● YOUR GOAL
Lines before the one containing "Convert this screenshot" are excluded; print that line and every line after it through the end of the material below, exactly.

● DATA EXCERPTS
━━━━

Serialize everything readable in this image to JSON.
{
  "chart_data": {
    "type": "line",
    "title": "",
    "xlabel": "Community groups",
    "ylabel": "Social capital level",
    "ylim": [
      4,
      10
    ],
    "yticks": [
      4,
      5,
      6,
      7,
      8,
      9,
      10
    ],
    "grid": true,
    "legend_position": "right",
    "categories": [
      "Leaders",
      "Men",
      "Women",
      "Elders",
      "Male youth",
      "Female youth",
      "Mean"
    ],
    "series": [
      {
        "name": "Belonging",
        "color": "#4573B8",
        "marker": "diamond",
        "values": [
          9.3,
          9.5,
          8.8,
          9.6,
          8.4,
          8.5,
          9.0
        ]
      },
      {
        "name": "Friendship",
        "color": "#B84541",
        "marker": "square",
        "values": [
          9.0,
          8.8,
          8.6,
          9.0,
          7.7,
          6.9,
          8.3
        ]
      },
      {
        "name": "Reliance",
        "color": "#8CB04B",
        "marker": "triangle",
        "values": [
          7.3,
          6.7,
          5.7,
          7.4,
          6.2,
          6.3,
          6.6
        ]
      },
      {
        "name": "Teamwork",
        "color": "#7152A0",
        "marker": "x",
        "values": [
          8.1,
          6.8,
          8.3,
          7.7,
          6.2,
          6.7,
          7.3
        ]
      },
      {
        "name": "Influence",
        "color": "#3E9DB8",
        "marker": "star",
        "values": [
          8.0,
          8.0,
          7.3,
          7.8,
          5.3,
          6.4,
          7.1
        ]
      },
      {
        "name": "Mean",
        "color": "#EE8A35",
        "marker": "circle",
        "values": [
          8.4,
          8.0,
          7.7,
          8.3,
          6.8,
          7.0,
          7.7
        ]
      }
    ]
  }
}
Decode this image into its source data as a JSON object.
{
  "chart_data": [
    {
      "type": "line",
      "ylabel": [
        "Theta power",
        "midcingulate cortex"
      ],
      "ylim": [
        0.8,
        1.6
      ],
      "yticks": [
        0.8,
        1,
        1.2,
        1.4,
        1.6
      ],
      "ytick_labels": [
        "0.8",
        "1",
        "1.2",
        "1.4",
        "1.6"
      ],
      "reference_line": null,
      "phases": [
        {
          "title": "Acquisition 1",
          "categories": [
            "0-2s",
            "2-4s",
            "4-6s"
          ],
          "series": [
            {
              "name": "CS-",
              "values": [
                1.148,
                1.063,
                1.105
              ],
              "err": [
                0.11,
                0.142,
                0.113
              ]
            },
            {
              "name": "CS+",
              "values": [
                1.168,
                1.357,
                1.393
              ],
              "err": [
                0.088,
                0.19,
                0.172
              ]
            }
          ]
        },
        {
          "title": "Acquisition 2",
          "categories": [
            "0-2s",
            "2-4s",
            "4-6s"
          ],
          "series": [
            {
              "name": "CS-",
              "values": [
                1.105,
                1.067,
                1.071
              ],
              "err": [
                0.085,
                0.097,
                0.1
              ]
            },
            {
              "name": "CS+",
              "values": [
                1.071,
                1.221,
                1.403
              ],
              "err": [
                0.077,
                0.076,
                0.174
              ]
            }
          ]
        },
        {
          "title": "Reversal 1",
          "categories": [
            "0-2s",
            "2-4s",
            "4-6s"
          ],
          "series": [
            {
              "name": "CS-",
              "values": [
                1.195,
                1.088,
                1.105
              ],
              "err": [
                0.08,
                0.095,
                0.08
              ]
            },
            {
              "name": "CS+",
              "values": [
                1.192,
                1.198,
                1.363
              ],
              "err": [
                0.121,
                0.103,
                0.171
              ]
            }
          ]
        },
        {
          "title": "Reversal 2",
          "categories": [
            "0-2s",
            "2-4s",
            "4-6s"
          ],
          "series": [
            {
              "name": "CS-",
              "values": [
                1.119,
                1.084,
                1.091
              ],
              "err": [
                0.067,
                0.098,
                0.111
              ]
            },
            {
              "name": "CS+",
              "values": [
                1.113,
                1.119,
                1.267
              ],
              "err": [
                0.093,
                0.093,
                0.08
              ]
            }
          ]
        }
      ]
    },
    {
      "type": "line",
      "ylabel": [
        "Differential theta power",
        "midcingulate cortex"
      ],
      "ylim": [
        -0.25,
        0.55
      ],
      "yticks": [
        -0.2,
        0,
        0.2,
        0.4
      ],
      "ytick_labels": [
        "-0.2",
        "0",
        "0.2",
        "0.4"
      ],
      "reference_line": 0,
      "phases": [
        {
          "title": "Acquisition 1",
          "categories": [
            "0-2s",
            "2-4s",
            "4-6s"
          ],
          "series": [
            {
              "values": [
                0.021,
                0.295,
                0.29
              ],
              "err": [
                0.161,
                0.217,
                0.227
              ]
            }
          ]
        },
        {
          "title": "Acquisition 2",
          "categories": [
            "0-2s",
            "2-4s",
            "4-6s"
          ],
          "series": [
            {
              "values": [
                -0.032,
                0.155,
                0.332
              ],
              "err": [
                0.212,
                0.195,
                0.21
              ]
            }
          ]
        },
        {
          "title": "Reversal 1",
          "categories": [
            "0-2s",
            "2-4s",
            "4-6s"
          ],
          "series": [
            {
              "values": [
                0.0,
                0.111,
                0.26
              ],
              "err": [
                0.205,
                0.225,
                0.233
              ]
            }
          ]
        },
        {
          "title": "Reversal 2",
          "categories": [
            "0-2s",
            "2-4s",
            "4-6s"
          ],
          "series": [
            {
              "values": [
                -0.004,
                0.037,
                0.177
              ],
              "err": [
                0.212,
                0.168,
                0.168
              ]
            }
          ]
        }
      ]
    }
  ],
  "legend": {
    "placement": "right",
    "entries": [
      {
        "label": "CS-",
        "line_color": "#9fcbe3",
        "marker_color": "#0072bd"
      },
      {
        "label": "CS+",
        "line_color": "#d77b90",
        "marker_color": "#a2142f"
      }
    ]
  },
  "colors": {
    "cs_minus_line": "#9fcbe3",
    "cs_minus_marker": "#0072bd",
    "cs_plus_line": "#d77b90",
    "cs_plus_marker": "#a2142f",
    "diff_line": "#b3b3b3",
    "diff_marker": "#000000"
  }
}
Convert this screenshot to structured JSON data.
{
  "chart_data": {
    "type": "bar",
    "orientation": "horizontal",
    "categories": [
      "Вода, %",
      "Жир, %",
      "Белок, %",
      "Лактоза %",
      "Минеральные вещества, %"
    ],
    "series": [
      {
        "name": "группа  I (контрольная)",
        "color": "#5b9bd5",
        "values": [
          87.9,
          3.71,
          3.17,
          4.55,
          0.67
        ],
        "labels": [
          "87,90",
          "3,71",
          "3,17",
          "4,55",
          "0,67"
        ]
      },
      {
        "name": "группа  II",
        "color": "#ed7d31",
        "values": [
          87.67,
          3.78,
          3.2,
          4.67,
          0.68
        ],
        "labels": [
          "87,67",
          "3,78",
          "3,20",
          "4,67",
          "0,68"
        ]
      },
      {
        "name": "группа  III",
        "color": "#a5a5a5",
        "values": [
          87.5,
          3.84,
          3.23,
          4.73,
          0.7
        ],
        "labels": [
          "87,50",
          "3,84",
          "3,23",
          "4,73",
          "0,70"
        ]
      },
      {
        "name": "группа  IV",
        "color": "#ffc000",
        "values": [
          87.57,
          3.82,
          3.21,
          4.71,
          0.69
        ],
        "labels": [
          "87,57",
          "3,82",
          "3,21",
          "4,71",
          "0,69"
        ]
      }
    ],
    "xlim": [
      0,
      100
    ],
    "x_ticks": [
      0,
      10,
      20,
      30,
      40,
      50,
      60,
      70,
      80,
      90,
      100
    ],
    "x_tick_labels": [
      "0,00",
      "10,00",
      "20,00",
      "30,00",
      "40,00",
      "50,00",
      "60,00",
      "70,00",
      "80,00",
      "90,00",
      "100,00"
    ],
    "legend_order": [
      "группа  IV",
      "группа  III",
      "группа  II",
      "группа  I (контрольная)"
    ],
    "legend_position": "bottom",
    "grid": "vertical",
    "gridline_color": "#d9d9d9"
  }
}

━━━━

● SOLUTION FOR THIS TASK
Convert this screenshot to structured JSON data.
{
  "chart_data": {
    "type": "bar",
    "orientation": "horizontal",
    "categories": [
      "Вода, %",
      "Жир, %",
      "Белок, %",
      "Лактоза %",
      "Минеральные вещества, %"
    ],
    "series": [
      {
        "name": "группа  I (контрольная)",
        "color": "#5b9bd5",
        "values": [
          87.9,
          3.71,
          3.17,
          4.55,
          0.67
        ],
        "labels": [
          "87,90",
          "3,71",
          "3,17",
          "4,55",
          "0,67"
        ]
      },
      {
        "name": "группа  II",
        "color": "#ed7d31",
        "values": [
          87.67,
          3.78,
          3.2,
          4.67,
          0.68
        ],
        "labels": [
          "87,67",
          "3,78",
          "3,20",
          "4,67",
          "0,68"
        ]
      },
      {
        "name": "группа  III",
        "color": "#a5a5a5",
        "values": [
          87.5,
          3.84,
          3.23,
          4.73,
          0.7
        ],
        "labels": [
          "87,50",
          "3,84",
          "3,23",
          "4,73",
          "0,70"
        ]
      },
      {
        "name": "группа  IV",
        "color": "#ffc000",
        "values": [
          87.57,
          3.82,
          3.21,
          4.71,
          0.69
        ],
        "labels": [
          "87,57",
          "3,82",
          "3,21",
          "4,71",
          "0,69"
        ]
      }
    ],
    "xlim": [
      0,
      100
    ],
    "x_ticks": [
      0,
      10,
      20,
      30,
      40,
      50,
      60,
      70,
      80,
      90,
      100
    ],
    "x_tick_labels": [
      "0,00",
      "10,00",
      "20,00",
      "30,00",
      "40,00",
      "50,00",
      "60,00",
      "70,00",
      "80,00",
      "90,00",
      "100,00"
    ],
    "legend_order": [
      "группа  IV",
      "группа  III",
      "группа  II",
      "группа  I (контрольная)"
    ],
    "legend_position": "bottom",
    "grid": "vertical",
    "gridline_color": "#d9d9d9"
  }
}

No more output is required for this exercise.